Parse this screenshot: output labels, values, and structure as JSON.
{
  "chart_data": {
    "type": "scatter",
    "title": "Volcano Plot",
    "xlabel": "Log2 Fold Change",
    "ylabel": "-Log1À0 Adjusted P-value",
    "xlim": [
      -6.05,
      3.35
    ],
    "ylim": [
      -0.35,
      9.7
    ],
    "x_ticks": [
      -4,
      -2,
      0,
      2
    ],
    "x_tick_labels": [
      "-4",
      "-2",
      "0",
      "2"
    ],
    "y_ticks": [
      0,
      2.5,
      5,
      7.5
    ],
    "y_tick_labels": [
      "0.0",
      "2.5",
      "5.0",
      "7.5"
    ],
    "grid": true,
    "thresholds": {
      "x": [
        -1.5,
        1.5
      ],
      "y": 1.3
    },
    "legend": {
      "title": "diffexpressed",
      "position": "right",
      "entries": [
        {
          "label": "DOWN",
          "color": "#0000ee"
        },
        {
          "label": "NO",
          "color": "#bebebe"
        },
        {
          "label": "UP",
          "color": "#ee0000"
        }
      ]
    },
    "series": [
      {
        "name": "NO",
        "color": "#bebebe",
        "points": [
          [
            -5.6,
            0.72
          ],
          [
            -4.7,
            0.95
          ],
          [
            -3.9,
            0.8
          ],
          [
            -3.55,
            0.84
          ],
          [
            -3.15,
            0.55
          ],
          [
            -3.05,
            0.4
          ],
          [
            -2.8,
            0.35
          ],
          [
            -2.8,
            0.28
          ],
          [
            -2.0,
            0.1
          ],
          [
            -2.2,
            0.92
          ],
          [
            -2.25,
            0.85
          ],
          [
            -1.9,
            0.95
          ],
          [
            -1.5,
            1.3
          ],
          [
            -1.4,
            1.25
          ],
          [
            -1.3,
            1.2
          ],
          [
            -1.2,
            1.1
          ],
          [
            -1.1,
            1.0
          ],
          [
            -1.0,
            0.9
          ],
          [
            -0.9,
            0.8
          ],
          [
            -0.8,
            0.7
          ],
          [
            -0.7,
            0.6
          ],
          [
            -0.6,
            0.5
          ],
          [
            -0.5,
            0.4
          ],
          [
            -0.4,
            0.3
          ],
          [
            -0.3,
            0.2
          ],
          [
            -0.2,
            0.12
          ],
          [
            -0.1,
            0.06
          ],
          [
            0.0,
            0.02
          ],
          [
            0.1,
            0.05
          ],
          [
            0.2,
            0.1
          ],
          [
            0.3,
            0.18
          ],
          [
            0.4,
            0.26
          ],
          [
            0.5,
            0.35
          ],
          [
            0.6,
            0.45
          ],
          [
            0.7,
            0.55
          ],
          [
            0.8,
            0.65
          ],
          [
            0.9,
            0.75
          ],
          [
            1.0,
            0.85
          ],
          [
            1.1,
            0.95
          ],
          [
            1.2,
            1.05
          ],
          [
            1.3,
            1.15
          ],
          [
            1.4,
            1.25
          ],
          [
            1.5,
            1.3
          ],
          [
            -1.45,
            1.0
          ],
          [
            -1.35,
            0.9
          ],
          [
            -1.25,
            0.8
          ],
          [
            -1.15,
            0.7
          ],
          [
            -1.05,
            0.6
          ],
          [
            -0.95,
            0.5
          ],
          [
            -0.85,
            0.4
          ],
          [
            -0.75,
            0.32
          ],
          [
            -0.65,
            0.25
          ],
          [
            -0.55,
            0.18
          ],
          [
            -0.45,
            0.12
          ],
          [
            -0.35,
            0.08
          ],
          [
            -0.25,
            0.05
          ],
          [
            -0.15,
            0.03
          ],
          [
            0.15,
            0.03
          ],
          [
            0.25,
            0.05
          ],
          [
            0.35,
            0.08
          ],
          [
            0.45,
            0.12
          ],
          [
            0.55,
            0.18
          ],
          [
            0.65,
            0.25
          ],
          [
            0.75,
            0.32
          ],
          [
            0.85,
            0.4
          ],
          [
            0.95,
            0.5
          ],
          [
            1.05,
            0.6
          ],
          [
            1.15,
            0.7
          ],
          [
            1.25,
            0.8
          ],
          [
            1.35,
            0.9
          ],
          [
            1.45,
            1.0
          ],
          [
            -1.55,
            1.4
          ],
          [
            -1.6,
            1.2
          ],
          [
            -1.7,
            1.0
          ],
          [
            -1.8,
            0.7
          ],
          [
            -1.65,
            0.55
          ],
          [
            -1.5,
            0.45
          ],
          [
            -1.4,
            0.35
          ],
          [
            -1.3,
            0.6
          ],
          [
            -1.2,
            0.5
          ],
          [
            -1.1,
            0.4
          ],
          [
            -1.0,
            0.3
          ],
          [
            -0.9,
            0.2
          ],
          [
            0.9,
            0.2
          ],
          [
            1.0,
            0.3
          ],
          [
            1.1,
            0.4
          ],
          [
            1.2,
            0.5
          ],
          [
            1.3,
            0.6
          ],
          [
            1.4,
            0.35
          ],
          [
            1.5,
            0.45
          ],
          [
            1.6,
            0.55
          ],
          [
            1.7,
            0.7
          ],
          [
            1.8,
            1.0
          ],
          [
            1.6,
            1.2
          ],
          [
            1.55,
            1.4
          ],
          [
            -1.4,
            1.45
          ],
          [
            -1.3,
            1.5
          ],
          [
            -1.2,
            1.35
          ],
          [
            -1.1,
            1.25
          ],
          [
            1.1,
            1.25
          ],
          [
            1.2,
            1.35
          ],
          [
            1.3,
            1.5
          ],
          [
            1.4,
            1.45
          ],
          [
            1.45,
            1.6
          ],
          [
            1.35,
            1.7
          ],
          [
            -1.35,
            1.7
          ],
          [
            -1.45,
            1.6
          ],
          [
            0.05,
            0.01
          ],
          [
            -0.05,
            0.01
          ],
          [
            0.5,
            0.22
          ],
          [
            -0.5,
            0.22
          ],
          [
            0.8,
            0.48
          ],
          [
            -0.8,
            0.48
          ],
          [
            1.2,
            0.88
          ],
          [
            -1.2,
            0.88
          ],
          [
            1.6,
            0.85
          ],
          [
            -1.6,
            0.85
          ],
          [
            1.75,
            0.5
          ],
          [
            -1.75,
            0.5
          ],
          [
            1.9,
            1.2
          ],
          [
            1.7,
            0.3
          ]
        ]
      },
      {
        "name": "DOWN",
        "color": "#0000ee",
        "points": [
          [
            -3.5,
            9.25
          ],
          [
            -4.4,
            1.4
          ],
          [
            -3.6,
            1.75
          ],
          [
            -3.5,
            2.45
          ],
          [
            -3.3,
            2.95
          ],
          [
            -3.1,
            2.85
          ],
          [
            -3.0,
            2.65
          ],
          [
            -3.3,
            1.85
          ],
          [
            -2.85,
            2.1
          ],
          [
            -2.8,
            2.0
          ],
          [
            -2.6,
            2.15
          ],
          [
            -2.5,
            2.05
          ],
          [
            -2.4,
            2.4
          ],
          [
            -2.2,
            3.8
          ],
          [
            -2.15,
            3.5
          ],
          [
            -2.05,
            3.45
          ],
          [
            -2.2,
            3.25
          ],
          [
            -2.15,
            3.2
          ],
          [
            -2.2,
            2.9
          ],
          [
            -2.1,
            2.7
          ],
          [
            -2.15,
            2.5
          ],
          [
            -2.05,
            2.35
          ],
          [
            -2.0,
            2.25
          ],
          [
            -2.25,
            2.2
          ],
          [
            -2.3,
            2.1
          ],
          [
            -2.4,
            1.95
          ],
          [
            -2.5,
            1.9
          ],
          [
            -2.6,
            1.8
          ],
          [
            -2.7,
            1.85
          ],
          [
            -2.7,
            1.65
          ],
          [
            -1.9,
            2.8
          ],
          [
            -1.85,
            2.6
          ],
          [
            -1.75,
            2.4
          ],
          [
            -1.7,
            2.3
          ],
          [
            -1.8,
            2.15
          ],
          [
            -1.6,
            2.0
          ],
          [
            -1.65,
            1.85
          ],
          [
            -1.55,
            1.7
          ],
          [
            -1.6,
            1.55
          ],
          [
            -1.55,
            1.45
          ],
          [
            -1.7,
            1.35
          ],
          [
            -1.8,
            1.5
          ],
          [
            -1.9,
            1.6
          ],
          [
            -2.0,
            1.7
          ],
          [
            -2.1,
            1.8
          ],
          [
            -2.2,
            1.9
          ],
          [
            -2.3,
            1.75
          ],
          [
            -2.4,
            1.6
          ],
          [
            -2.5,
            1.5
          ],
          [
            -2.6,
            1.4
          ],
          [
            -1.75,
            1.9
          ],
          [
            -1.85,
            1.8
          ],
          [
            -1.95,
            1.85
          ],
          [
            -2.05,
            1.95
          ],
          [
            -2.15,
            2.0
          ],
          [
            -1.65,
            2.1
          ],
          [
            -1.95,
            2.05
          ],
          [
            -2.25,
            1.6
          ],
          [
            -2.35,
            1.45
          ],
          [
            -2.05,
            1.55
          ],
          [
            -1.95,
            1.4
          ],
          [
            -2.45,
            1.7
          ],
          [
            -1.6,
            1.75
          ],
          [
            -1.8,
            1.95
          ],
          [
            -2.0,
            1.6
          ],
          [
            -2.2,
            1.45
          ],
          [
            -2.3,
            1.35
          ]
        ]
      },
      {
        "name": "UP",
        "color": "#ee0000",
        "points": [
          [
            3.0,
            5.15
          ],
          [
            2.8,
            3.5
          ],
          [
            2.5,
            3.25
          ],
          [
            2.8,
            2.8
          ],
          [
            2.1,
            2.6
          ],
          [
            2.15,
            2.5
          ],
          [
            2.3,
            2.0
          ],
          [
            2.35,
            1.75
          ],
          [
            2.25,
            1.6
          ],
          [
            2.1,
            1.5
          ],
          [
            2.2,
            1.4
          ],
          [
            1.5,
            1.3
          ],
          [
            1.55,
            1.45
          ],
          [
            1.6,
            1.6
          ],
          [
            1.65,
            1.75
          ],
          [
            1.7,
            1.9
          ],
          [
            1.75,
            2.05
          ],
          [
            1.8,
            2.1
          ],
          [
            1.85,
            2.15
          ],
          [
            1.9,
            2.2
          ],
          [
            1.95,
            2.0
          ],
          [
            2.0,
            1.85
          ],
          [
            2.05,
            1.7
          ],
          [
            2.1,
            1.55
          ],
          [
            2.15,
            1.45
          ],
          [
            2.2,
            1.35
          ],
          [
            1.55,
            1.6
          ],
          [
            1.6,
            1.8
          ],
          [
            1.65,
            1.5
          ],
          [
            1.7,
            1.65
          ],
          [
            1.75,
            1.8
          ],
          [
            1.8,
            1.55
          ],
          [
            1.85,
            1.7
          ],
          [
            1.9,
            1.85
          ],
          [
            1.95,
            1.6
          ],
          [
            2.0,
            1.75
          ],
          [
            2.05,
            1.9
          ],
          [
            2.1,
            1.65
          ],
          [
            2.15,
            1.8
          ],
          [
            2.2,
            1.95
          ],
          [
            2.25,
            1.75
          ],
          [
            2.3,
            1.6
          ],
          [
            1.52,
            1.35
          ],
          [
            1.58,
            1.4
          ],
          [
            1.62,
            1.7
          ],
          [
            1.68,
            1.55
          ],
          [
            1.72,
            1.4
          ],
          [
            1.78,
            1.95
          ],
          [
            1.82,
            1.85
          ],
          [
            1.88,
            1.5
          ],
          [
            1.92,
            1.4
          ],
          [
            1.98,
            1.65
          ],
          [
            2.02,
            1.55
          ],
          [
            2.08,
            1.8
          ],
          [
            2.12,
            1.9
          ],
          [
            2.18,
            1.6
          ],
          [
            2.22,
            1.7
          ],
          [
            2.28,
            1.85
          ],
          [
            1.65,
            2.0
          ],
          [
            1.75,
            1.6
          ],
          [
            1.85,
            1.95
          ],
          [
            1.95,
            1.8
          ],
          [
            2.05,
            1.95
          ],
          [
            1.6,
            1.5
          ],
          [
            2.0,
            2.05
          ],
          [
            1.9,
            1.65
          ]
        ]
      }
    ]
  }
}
━━━━
Select all lines in the listing above where the word "color" appears, and show them.

          "color": "#0000ee"
          "color": "#bebebe"
          "color": "#ee0000"
        "color": "#bebebe",
        "color": "#0000ee",
        "color": "#ee0000",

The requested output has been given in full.